• _Task material_:
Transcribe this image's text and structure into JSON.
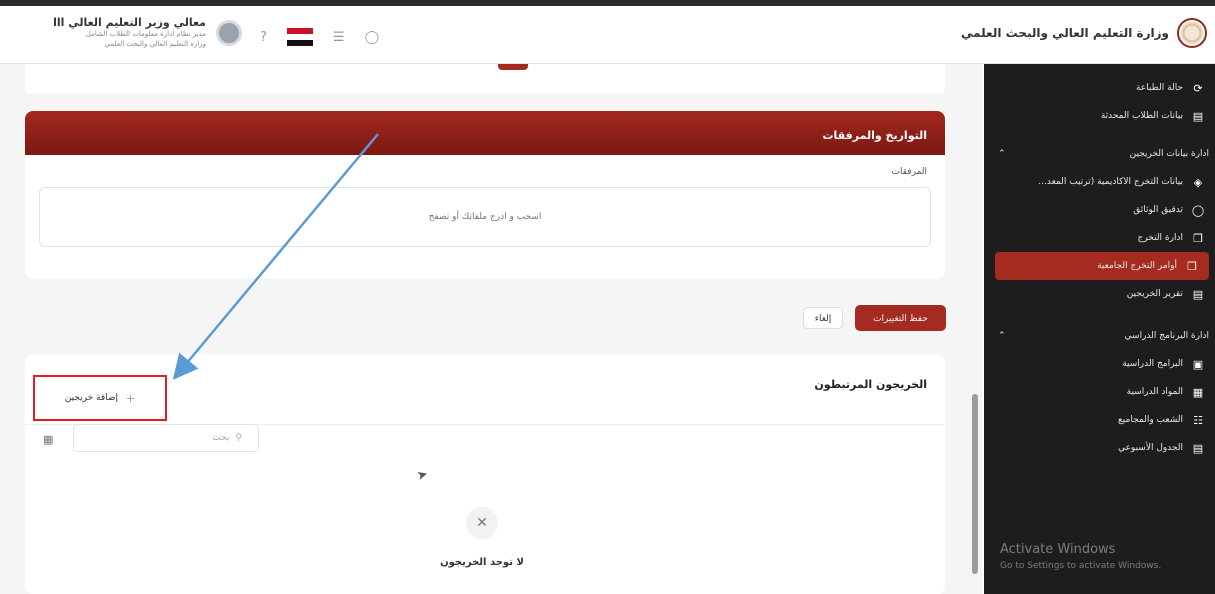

...

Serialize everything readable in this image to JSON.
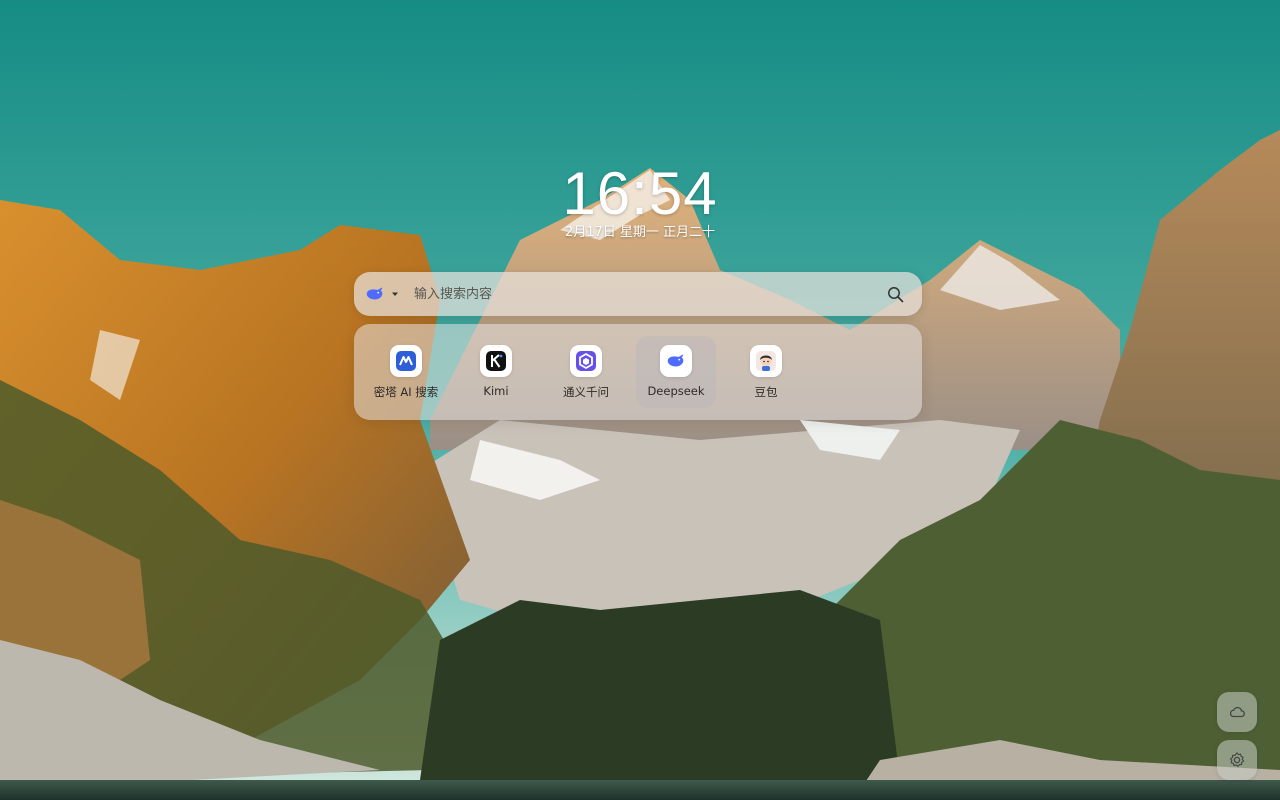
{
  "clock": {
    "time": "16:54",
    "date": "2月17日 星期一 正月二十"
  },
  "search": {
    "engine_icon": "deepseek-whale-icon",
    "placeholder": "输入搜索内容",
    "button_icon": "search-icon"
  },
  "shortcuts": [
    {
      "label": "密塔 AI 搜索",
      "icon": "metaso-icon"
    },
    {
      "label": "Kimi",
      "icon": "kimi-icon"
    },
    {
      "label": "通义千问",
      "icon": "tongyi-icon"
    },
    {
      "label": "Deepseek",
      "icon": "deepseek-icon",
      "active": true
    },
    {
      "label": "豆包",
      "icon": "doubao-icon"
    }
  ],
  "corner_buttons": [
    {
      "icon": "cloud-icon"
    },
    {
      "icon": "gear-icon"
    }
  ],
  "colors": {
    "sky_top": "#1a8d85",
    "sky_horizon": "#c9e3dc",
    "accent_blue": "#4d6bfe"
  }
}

* * *

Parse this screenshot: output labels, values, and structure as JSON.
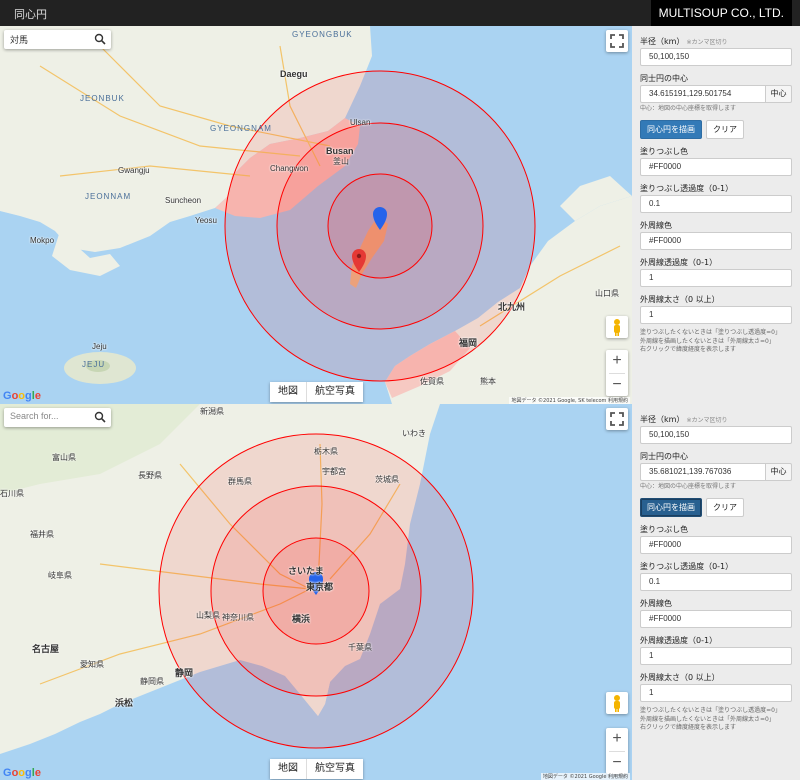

• _Work to complete_:
Copy out each line in the preceding records that contains "structure".

• _Exercise solution_:
Transcribe this image's text and structure into JSON.
Parse this screenshot: output labels, values, and structure as JSON.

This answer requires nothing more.